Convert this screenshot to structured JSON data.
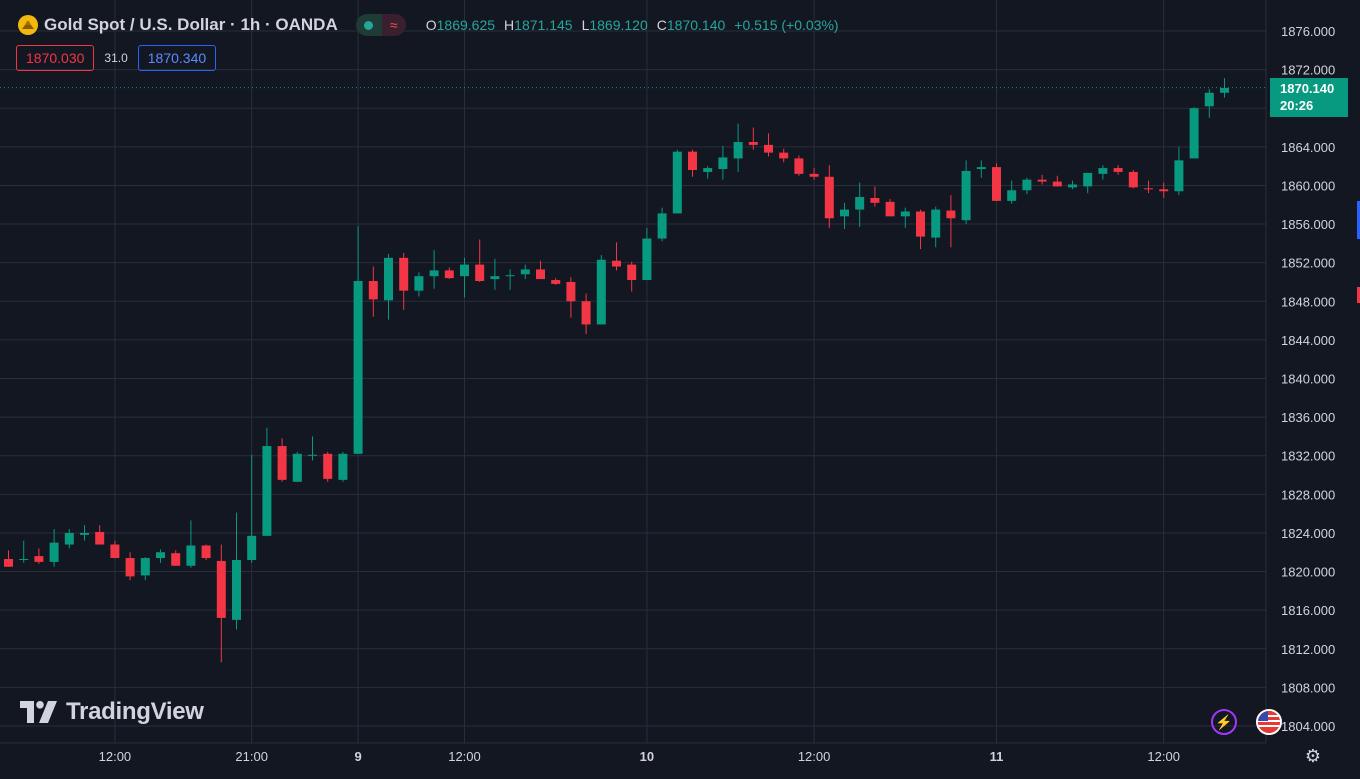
{
  "header": {
    "title": "Gold Spot / U.S. Dollar · 1h · OANDA",
    "ohlc": [
      {
        "key": "O",
        "value": "1869.625"
      },
      {
        "key": "H",
        "value": "1871.145"
      },
      {
        "key": "L",
        "value": "1869.120"
      },
      {
        "key": "C",
        "value": "1870.140"
      }
    ],
    "change": "+0.515 (+0.03%)",
    "replay_icon": "wave-icon"
  },
  "quotes": {
    "sell": "1870.030",
    "spread": "31.0",
    "buy": "1870.340"
  },
  "price_tag": {
    "price": "1870.140",
    "countdown": "20:26"
  },
  "brand": {
    "name": "TradingView"
  },
  "colors": {
    "background": "#131722",
    "grid": "#2a2e39",
    "up": "#089981",
    "down": "#f23645",
    "text": "#d1d4dc"
  },
  "chart_data": {
    "type": "candlestick",
    "title": "Gold Spot / U.S. Dollar · 1h · OANDA",
    "ylim": [
      1802,
      1878
    ],
    "y_ticks": [
      "1876.000",
      "1872.000",
      "1868.000",
      "1864.000",
      "1860.000",
      "1856.000",
      "1852.000",
      "1848.000",
      "1844.000",
      "1840.000",
      "1836.000",
      "1832.000",
      "1828.000",
      "1824.000",
      "1820.000",
      "1816.000",
      "1812.000",
      "1808.000",
      "1804.000"
    ],
    "x_tick_labels": [
      {
        "label": "12:00",
        "index": 7
      },
      {
        "label": "21:00",
        "index": 16
      },
      {
        "label": "9",
        "index": 23
      },
      {
        "label": "12:00",
        "index": 30
      },
      {
        "label": "10",
        "index": 42
      },
      {
        "label": "12:00",
        "index": 53
      },
      {
        "label": "11",
        "index": 65
      },
      {
        "label": "12:00",
        "index": 76
      }
    ],
    "last_price": 1870.14,
    "candles": [
      {
        "o": 1821.3,
        "h": 1822.2,
        "l": 1820.5,
        "c": 1820.5
      },
      {
        "o": 1821.3,
        "h": 1823.2,
        "l": 1820.9,
        "c": 1821.3
      },
      {
        "o": 1821.6,
        "h": 1822.4,
        "l": 1820.8,
        "c": 1821.0
      },
      {
        "o": 1821.0,
        "h": 1824.4,
        "l": 1820.5,
        "c": 1823.0
      },
      {
        "o": 1822.8,
        "h": 1824.4,
        "l": 1822.4,
        "c": 1824.0
      },
      {
        "o": 1823.8,
        "h": 1824.8,
        "l": 1823.2,
        "c": 1824.0
      },
      {
        "o": 1824.1,
        "h": 1824.8,
        "l": 1822.8,
        "c": 1822.8
      },
      {
        "o": 1822.8,
        "h": 1823.2,
        "l": 1821.4,
        "c": 1821.4
      },
      {
        "o": 1821.4,
        "h": 1822.0,
        "l": 1819.1,
        "c": 1819.5
      },
      {
        "o": 1819.6,
        "h": 1821.5,
        "l": 1819.1,
        "c": 1821.4
      },
      {
        "o": 1821.4,
        "h": 1822.3,
        "l": 1820.9,
        "c": 1822.0
      },
      {
        "o": 1821.9,
        "h": 1822.2,
        "l": 1820.6,
        "c": 1820.6
      },
      {
        "o": 1820.6,
        "h": 1825.3,
        "l": 1820.4,
        "c": 1822.7
      },
      {
        "o": 1822.7,
        "h": 1822.8,
        "l": 1821.2,
        "c": 1821.4
      },
      {
        "o": 1821.1,
        "h": 1822.8,
        "l": 1810.6,
        "c": 1815.2
      },
      {
        "o": 1815.0,
        "h": 1826.1,
        "l": 1814.0,
        "c": 1821.2
      },
      {
        "o": 1821.2,
        "h": 1832.1,
        "l": 1820.9,
        "c": 1823.7
      },
      {
        "o": 1823.7,
        "h": 1834.9,
        "l": 1823.7,
        "c": 1833.0
      },
      {
        "o": 1833.0,
        "h": 1833.8,
        "l": 1829.3,
        "c": 1829.5
      },
      {
        "o": 1829.3,
        "h": 1832.4,
        "l": 1829.3,
        "c": 1832.2
      },
      {
        "o": 1832.1,
        "h": 1834.0,
        "l": 1831.5,
        "c": 1832.1
      },
      {
        "o": 1832.2,
        "h": 1832.4,
        "l": 1829.3,
        "c": 1829.6
      },
      {
        "o": 1829.5,
        "h": 1832.4,
        "l": 1829.3,
        "c": 1832.2
      },
      {
        "o": 1832.2,
        "h": 1855.8,
        "l": 1832.2,
        "c": 1850.1
      },
      {
        "o": 1850.1,
        "h": 1851.6,
        "l": 1846.4,
        "c": 1848.2
      },
      {
        "o": 1848.1,
        "h": 1852.9,
        "l": 1846.1,
        "c": 1852.5
      },
      {
        "o": 1852.5,
        "h": 1853.0,
        "l": 1847.1,
        "c": 1849.1
      },
      {
        "o": 1849.1,
        "h": 1851.0,
        "l": 1848.5,
        "c": 1850.6
      },
      {
        "o": 1850.6,
        "h": 1853.3,
        "l": 1849.3,
        "c": 1851.2
      },
      {
        "o": 1851.2,
        "h": 1851.5,
        "l": 1850.3,
        "c": 1850.4
      },
      {
        "o": 1850.6,
        "h": 1852.5,
        "l": 1848.4,
        "c": 1851.8
      },
      {
        "o": 1851.8,
        "h": 1854.4,
        "l": 1850.0,
        "c": 1850.1
      },
      {
        "o": 1850.3,
        "h": 1852.4,
        "l": 1849.2,
        "c": 1850.6
      },
      {
        "o": 1850.6,
        "h": 1851.3,
        "l": 1849.2,
        "c": 1850.7
      },
      {
        "o": 1850.8,
        "h": 1851.8,
        "l": 1850.3,
        "c": 1851.3
      },
      {
        "o": 1851.3,
        "h": 1852.2,
        "l": 1850.3,
        "c": 1850.3
      },
      {
        "o": 1850.2,
        "h": 1850.4,
        "l": 1849.7,
        "c": 1849.8
      },
      {
        "o": 1850.0,
        "h": 1850.5,
        "l": 1846.3,
        "c": 1848.0
      },
      {
        "o": 1848.0,
        "h": 1848.8,
        "l": 1844.6,
        "c": 1845.6
      },
      {
        "o": 1845.6,
        "h": 1852.8,
        "l": 1845.6,
        "c": 1852.3
      },
      {
        "o": 1852.2,
        "h": 1854.1,
        "l": 1851.2,
        "c": 1851.6
      },
      {
        "o": 1851.8,
        "h": 1852.1,
        "l": 1849.0,
        "c": 1850.2
      },
      {
        "o": 1850.2,
        "h": 1855.6,
        "l": 1850.2,
        "c": 1854.5
      },
      {
        "o": 1854.5,
        "h": 1857.7,
        "l": 1854.2,
        "c": 1857.1
      },
      {
        "o": 1857.1,
        "h": 1863.7,
        "l": 1857.1,
        "c": 1863.5
      },
      {
        "o": 1863.5,
        "h": 1863.7,
        "l": 1860.9,
        "c": 1861.6
      },
      {
        "o": 1861.4,
        "h": 1862.0,
        "l": 1860.7,
        "c": 1861.8
      },
      {
        "o": 1861.7,
        "h": 1864.1,
        "l": 1860.6,
        "c": 1862.9
      },
      {
        "o": 1862.8,
        "h": 1866.4,
        "l": 1861.4,
        "c": 1864.5
      },
      {
        "o": 1864.5,
        "h": 1866.0,
        "l": 1863.7,
        "c": 1864.2
      },
      {
        "o": 1864.2,
        "h": 1865.4,
        "l": 1863.0,
        "c": 1863.4
      },
      {
        "o": 1863.4,
        "h": 1863.8,
        "l": 1862.4,
        "c": 1862.8
      },
      {
        "o": 1862.8,
        "h": 1863.1,
        "l": 1861.0,
        "c": 1861.2
      },
      {
        "o": 1861.2,
        "h": 1861.8,
        "l": 1860.6,
        "c": 1860.9
      },
      {
        "o": 1860.9,
        "h": 1862.1,
        "l": 1855.6,
        "c": 1856.6
      },
      {
        "o": 1856.8,
        "h": 1858.2,
        "l": 1855.5,
        "c": 1857.5
      },
      {
        "o": 1857.5,
        "h": 1860.3,
        "l": 1855.7,
        "c": 1858.8
      },
      {
        "o": 1858.7,
        "h": 1859.9,
        "l": 1857.8,
        "c": 1858.2
      },
      {
        "o": 1858.3,
        "h": 1858.6,
        "l": 1856.8,
        "c": 1856.8
      },
      {
        "o": 1856.8,
        "h": 1857.7,
        "l": 1855.6,
        "c": 1857.3
      },
      {
        "o": 1857.3,
        "h": 1857.5,
        "l": 1853.4,
        "c": 1854.7
      },
      {
        "o": 1854.6,
        "h": 1857.8,
        "l": 1853.6,
        "c": 1857.5
      },
      {
        "o": 1857.4,
        "h": 1859.0,
        "l": 1853.6,
        "c": 1856.6
      },
      {
        "o": 1856.4,
        "h": 1862.6,
        "l": 1856.0,
        "c": 1861.5
      },
      {
        "o": 1861.7,
        "h": 1862.6,
        "l": 1860.8,
        "c": 1861.9
      },
      {
        "o": 1861.9,
        "h": 1862.3,
        "l": 1858.4,
        "c": 1858.4
      },
      {
        "o": 1858.4,
        "h": 1860.5,
        "l": 1858.1,
        "c": 1859.5
      },
      {
        "o": 1859.5,
        "h": 1860.8,
        "l": 1859.1,
        "c": 1860.6
      },
      {
        "o": 1860.6,
        "h": 1861.1,
        "l": 1860.1,
        "c": 1860.4
      },
      {
        "o": 1860.4,
        "h": 1861.0,
        "l": 1859.9,
        "c": 1859.9
      },
      {
        "o": 1859.8,
        "h": 1860.5,
        "l": 1859.6,
        "c": 1860.1
      },
      {
        "o": 1859.9,
        "h": 1861.3,
        "l": 1859.2,
        "c": 1861.3
      },
      {
        "o": 1861.2,
        "h": 1862.1,
        "l": 1860.6,
        "c": 1861.8
      },
      {
        "o": 1861.8,
        "h": 1862.1,
        "l": 1861.1,
        "c": 1861.4
      },
      {
        "o": 1861.4,
        "h": 1861.6,
        "l": 1859.7,
        "c": 1859.8
      },
      {
        "o": 1859.7,
        "h": 1860.5,
        "l": 1859.2,
        "c": 1859.6
      },
      {
        "o": 1859.6,
        "h": 1860.3,
        "l": 1858.7,
        "c": 1859.4
      },
      {
        "o": 1859.4,
        "h": 1864.0,
        "l": 1859.0,
        "c": 1862.6
      },
      {
        "o": 1862.8,
        "h": 1868.1,
        "l": 1862.8,
        "c": 1868.0
      },
      {
        "o": 1868.2,
        "h": 1870.0,
        "l": 1867.0,
        "c": 1869.6
      },
      {
        "o": 1869.6,
        "h": 1871.1,
        "l": 1869.1,
        "c": 1870.1
      }
    ]
  }
}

■ **Challenge**
Work out how many lines of the listing above include the word "index". Report only the number.

■ **Answer for the task**
8